Work to complete: Every line that includes the word "home" is to be listed.

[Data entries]
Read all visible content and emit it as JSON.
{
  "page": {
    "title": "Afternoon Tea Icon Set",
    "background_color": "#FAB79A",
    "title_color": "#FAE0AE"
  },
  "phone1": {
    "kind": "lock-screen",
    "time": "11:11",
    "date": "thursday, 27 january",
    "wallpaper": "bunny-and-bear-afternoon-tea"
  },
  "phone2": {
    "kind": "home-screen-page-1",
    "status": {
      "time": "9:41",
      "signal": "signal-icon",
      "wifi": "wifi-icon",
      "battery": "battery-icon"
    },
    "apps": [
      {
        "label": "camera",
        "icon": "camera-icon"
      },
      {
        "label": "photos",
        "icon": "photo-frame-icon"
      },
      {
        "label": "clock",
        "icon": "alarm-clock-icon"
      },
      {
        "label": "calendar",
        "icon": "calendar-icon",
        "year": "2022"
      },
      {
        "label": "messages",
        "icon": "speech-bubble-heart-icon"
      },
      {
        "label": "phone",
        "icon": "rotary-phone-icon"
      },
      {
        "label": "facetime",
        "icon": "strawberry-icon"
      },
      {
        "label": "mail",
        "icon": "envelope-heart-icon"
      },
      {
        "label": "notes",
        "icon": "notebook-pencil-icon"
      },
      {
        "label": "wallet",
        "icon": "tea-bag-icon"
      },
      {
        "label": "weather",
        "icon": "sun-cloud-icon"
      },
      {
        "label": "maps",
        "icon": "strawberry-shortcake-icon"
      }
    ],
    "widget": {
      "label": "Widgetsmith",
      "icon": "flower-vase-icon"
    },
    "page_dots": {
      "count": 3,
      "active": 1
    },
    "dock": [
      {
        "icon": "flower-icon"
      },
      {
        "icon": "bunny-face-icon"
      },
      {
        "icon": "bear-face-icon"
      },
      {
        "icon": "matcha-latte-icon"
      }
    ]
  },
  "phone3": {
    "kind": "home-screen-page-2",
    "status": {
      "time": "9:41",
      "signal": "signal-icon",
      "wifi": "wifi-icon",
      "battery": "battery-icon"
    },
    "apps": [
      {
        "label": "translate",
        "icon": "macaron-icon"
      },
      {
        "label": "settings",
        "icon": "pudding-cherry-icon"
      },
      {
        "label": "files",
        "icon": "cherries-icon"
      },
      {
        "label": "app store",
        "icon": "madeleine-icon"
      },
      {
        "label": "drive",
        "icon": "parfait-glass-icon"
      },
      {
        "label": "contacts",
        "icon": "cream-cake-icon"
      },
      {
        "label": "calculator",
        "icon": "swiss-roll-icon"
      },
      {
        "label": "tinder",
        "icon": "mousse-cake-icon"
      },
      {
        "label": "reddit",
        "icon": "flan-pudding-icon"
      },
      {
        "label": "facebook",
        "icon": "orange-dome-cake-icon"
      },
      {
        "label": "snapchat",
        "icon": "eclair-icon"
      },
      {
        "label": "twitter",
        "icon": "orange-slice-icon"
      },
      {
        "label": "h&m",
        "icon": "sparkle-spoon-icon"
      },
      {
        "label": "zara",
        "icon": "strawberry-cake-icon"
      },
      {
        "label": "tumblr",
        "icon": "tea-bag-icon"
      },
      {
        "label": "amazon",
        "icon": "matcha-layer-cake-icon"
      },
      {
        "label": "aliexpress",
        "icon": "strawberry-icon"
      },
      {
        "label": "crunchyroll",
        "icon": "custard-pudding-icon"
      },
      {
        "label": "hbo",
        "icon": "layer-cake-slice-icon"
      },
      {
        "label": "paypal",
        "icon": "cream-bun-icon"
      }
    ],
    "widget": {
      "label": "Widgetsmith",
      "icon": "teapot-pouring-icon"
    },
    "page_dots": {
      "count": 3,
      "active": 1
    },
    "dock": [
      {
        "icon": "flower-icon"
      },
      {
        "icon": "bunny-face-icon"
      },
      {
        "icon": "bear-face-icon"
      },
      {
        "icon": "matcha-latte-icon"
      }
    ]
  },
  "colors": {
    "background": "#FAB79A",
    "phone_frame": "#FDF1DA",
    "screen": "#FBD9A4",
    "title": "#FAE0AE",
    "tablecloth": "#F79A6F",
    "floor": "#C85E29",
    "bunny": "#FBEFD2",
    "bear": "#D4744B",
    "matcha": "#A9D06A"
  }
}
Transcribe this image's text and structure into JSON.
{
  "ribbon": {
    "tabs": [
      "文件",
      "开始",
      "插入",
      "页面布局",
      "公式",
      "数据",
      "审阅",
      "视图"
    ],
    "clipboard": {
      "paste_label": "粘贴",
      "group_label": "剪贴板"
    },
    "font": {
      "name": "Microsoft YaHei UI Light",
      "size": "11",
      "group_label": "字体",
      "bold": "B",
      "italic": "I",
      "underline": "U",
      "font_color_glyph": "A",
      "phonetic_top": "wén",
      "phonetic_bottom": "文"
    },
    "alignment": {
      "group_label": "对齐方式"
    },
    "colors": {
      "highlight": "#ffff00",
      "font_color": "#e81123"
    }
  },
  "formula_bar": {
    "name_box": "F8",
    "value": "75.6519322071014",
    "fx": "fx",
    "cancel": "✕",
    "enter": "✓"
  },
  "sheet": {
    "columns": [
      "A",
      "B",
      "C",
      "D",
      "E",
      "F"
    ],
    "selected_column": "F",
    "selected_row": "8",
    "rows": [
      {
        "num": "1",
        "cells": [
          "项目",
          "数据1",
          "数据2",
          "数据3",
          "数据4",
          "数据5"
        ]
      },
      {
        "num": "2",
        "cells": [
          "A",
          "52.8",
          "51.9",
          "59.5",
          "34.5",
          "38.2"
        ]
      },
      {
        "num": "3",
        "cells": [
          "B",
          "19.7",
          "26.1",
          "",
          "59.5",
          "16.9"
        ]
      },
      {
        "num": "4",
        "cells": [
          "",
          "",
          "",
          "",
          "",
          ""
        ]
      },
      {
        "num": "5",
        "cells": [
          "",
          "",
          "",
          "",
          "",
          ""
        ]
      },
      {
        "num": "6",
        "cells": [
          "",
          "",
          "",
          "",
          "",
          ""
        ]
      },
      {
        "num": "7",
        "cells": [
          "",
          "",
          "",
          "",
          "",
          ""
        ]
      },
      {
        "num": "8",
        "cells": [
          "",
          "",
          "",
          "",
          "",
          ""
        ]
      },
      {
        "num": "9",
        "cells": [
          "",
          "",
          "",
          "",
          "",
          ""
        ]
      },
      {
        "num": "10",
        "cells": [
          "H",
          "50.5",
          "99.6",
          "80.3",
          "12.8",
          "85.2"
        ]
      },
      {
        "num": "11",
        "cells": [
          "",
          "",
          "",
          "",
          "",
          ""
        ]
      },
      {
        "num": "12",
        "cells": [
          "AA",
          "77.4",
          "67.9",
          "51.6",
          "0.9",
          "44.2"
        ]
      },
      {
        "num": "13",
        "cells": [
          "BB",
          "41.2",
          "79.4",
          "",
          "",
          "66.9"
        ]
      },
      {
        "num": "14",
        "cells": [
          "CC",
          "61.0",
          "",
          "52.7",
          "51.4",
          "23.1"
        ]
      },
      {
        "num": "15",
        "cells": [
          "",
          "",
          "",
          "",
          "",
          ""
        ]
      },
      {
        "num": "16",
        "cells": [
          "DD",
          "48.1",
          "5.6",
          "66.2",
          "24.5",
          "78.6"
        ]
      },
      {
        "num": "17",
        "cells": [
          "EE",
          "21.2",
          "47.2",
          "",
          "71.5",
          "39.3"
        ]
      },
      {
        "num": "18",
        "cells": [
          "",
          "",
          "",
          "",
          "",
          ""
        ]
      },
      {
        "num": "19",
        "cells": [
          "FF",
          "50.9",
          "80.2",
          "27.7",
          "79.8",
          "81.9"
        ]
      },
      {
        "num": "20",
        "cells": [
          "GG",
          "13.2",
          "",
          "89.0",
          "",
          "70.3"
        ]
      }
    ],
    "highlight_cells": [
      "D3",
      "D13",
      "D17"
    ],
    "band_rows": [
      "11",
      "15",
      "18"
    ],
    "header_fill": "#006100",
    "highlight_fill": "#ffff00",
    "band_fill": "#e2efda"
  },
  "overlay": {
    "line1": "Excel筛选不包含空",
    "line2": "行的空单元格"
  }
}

The response:
    "kind": "home-screen-page-1",
    "kind": "home-screen-page-2",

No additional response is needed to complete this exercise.